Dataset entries
--- Start ---
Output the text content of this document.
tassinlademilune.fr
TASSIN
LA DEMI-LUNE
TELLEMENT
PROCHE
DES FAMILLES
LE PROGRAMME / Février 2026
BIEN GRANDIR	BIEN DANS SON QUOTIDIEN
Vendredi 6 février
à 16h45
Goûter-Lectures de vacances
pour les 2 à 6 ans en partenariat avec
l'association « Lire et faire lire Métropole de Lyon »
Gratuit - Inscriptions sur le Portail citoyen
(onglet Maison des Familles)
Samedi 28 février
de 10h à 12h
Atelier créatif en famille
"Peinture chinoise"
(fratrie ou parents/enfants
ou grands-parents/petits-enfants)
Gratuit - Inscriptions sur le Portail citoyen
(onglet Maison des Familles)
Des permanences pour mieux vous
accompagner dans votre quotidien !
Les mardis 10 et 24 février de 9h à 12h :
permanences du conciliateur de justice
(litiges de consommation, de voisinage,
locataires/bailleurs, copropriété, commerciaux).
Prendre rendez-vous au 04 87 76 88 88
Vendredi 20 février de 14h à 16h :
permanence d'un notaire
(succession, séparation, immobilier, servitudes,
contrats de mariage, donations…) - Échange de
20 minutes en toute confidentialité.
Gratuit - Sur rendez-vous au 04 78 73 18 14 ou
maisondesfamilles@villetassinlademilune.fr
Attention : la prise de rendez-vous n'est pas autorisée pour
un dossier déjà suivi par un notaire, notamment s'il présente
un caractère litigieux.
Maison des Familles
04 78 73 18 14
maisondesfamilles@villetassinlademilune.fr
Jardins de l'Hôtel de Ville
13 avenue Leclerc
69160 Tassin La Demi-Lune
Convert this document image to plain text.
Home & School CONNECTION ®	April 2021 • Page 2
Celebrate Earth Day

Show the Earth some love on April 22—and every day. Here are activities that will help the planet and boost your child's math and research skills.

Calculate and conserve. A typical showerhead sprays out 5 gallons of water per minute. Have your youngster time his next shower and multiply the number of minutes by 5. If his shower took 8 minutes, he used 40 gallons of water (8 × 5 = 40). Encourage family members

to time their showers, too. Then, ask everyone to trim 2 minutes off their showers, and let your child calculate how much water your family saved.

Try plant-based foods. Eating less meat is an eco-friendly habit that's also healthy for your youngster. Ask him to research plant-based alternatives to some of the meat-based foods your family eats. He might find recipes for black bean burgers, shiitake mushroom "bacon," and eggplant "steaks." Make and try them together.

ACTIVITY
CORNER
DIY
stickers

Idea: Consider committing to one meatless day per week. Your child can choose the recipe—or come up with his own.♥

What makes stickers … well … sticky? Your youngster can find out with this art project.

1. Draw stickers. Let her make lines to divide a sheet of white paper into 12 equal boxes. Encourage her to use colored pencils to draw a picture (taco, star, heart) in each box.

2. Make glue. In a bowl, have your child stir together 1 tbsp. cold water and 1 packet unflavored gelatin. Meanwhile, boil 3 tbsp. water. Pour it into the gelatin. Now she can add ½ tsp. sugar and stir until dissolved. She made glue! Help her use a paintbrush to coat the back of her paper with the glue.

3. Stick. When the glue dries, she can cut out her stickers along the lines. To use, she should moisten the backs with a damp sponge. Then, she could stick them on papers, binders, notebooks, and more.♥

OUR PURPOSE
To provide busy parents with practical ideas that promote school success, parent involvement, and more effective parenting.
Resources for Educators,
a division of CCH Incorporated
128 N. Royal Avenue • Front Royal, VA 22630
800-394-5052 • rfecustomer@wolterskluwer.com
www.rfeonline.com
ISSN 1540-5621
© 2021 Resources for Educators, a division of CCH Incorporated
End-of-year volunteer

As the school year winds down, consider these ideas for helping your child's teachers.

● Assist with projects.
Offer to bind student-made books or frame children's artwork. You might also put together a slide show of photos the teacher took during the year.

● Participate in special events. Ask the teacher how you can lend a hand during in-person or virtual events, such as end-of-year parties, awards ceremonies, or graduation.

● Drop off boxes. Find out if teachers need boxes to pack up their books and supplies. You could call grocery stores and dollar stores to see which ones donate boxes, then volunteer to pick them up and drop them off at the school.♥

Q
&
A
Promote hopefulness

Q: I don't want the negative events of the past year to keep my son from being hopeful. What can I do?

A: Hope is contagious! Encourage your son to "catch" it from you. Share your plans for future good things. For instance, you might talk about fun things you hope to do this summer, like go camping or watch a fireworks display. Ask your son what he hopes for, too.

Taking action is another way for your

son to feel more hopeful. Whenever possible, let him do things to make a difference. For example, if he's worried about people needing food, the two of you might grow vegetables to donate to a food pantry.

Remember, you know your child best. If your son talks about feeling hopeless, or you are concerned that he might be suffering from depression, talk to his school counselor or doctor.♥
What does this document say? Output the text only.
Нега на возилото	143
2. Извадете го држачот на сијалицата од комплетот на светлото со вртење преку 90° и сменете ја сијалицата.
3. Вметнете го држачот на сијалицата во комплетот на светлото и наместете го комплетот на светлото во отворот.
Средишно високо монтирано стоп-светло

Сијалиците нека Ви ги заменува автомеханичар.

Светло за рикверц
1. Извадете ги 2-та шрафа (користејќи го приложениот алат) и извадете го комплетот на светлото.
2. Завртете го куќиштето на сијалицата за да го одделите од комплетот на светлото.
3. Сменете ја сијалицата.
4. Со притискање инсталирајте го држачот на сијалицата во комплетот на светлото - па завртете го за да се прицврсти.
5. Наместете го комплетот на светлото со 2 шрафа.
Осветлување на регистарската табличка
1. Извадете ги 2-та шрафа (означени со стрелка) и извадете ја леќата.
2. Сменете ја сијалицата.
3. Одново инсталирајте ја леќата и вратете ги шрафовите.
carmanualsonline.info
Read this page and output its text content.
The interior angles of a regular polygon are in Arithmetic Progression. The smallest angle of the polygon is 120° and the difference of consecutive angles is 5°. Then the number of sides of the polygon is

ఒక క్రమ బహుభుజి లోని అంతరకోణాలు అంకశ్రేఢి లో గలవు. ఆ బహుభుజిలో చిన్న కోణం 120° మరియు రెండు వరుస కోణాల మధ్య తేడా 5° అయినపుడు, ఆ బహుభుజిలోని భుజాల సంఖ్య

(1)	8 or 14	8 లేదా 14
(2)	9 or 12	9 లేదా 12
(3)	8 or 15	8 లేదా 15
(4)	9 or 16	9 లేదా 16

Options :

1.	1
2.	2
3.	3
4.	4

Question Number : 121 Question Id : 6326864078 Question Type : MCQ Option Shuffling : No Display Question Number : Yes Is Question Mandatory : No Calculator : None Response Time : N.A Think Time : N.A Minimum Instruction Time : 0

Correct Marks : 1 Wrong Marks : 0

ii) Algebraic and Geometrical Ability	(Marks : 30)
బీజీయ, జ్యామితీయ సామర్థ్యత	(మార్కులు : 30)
--- End ---
REQUEST: Your task is to print the whole listing again exactly.

SOLUTION FOR THIS EXERCISE:
Output the text content of this document.
tassinlademilune.fr
TASSIN
LA DEMI-LUNE
TELLEMENT
PROCHE
DES FAMILLES
LE PROGRAMME / Février 2026
BIEN GRANDIR	BIEN DANS SON QUOTIDIEN
Vendredi 6 février
à 16h45
Goûter-Lectures de vacances
pour les 2 à 6 ans en partenariat avec
l'association « Lire et faire lire Métropole de Lyon »
Gratuit - Inscriptions sur le Portail citoyen
(onglet Maison des Familles)
Samedi 28 février
de 10h à 12h
Atelier créatif en famille
"Peinture chinoise"
(fratrie ou parents/enfants
ou grands-parents/petits-enfants)
Gratuit - Inscriptions sur le Portail citoyen
(onglet Maison des Familles)
Des permanences pour mieux vous
accompagner dans votre quotidien !
Les mardis 10 et 24 février de 9h à 12h :
permanences du conciliateur de justice
(litiges de consommation, de voisinage,
locataires/bailleurs, copropriété, commerciaux).
Prendre rendez-vous au 04 87 76 88 88
Vendredi 20 février de 14h à 16h :
permanence d'un notaire
(succession, séparation, immobilier, servitudes,
contrats de mariage, donations…) - Échange de
20 minutes en toute confidentialité.
Gratuit - Sur rendez-vous au 04 78 73 18 14 ou
maisondesfamilles@villetassinlademilune.fr
Attention : la prise de rendez-vous n'est pas autorisée pour
un dossier déjà suivi par un notaire, notamment s'il présente
un caractère litigieux.
Maison des Familles
04 78 73 18 14
maisondesfamilles@villetassinlademilune.fr
Jardins de l'Hôtel de Ville
13 avenue Leclerc
69160 Tassin La Demi-Lune
Convert this document image to plain text.
Home & School CONNECTION ®	April 2021 • Page 2
Celebrate Earth Day

Show the Earth some love on April 22—and every day. Here are activities that will help the planet and boost your child's math and research skills.

Calculate and conserve. A typical showerhead sprays out 5 gallons of water per minute. Have your youngster time his next shower and multiply the number of minutes by 5. If his shower took 8 minutes, he used 40 gallons of water (8 × 5 = 40). Encourage family members

to time their showers, too. Then, ask everyone to trim 2 minutes off their showers, and let your child calculate how much water your family saved.

Try plant-based foods. Eating less meat is an eco-friendly habit that's also healthy for your youngster. Ask him to research plant-based alternatives to some of the meat-based foods your family eats. He might find recipes for black bean burgers, shiitake mushroom "bacon," and eggplant "steaks." Make and try them together.

ACTIVITY
CORNER
DIY
stickers

Idea: Consider committing to one meatless day per week. Your child can choose the recipe—or come up with his own.♥

What makes stickers … well … sticky? Your youngster can find out with this art project.

1. Draw stickers. Let her make lines to divide a sheet of white paper into 12 equal boxes. Encourage her to use colored pencils to draw a picture (taco, star, heart) in each box.

2. Make glue. In a bowl, have your child stir together 1 tbsp. cold water and 1 packet unflavored gelatin. Meanwhile, boil 3 tbsp. water. Pour it into the gelatin. Now she can add ½ tsp. sugar and stir until dissolved. She made glue! Help her use a paintbrush to coat the back of her paper with the glue.

3. Stick. When the glue dries, she can cut out her stickers along the lines. To use, she should moisten the backs with a damp sponge. Then, she could stick them on papers, binders, notebooks, and more.♥

OUR PURPOSE
To provide busy parents with practical ideas that promote school success, parent involvement, and more effective parenting.
Resources for Educators,
a division of CCH Incorporated
128 N. Royal Avenue • Front Royal, VA 22630
800-394-5052 • rfecustomer@wolterskluwer.com
www.rfeonline.com
ISSN 1540-5621
© 2021 Resources for Educators, a division of CCH Incorporated
End-of-year volunteer

As the school year winds down, consider these ideas for helping your child's teachers.

● Assist with projects.
Offer to bind student-made books or frame children's artwork. You might also put together a slide show of photos the teacher took during the year.

● Participate in special events. Ask the teacher how you can lend a hand during in-person or virtual events, such as end-of-year parties, awards ceremonies, or graduation.

● Drop off boxes. Find out if teachers need boxes to pack up their books and supplies. You could call grocery stores and dollar stores to see which ones donate boxes, then volunteer to pick them up and drop them off at the school.♥

Q
&
A
Promote hopefulness

Q: I don't want the negative events of the past year to keep my son from being hopeful. What can I do?

A: Hope is contagious! Encourage your son to "catch" it from you. Share your plans for future good things. For instance, you might talk about fun things you hope to do this summer, like go camping or watch a fireworks display. Ask your son what he hopes for, too.

Taking action is another way for your

son to feel more hopeful. Whenever possible, let him do things to make a difference. For example, if he's worried about people needing food, the two of you might grow vegetables to donate to a food pantry.

Remember, you know your child best. If your son talks about feeling hopeless, or you are concerned that he might be suffering from depression, talk to his school counselor or doctor.♥
What does this document say? Output the text only.
Нега на возилото	143
2. Извадете го држачот на сијалицата од комплетот на светлото со вртење преку 90° и сменете ја сијалицата.
3. Вметнете го држачот на сијалицата во комплетот на светлото и наместете го комплетот на светлото во отворот.
Средишно високо монтирано стоп-светло

Сијалиците нека Ви ги заменува автомеханичар.

Светло за рикверц
1. Извадете ги 2-та шрафа (користејќи го приложениот алат) и извадете го комплетот на светлото.
2. Завртете го куќиштето на сијалицата за да го одделите од комплетот на светлото.
3. Сменете ја сијалицата.
4. Со притискање инсталирајте го држачот на сијалицата во комплетот на светлото - па завртете го за да се прицврсти.
5. Наместете го комплетот на светлото со 2 шрафа.
Осветлување на регистарската табличка
1. Извадете ги 2-та шрафа (означени со стрелка) и извадете ја леќата.
2. Сменете ја сијалицата.
3. Одново инсталирајте ја леќата и вратете ги шрафовите.
carmanualsonline.info
Read this page and output its text content.
The interior angles of a regular polygon are in Arithmetic Progression. The smallest angle of the polygon is 120° and the difference of consecutive angles is 5°. Then the number of sides of the polygon is

ఒక క్రమ బహుభుజి లోని అంతరకోణాలు అంకశ్రేఢి లో గలవు. ఆ బహుభుజిలో చిన్న కోణం 120° మరియు రెండు వరుస కోణాల మధ్య తేడా 5° అయినపుడు, ఆ బహుభుజిలోని భుజాల సంఖ్య

(1)	8 or 14	8 లేదా 14
(2)	9 or 12	9 లేదా 12
(3)	8 or 15	8 లేదా 15
(4)	9 or 16	9 లేదా 16

Options :

1.	1
2.	2
3.	3
4.	4

Question Number : 121 Question Id : 6326864078 Question Type : MCQ Option Shuffling : No Display Question Number : Yes Is Question Mandatory : No Calculator : None Response Time : N.A Think Time : N.A Minimum Instruction Time : 0

Correct Marks : 1 Wrong Marks : 0

ii) Algebraic and Geometrical Ability	(Marks : 30)
బీజీయ, జ్యామితీయ సామర్థ్యత	(మార్కులు : 30)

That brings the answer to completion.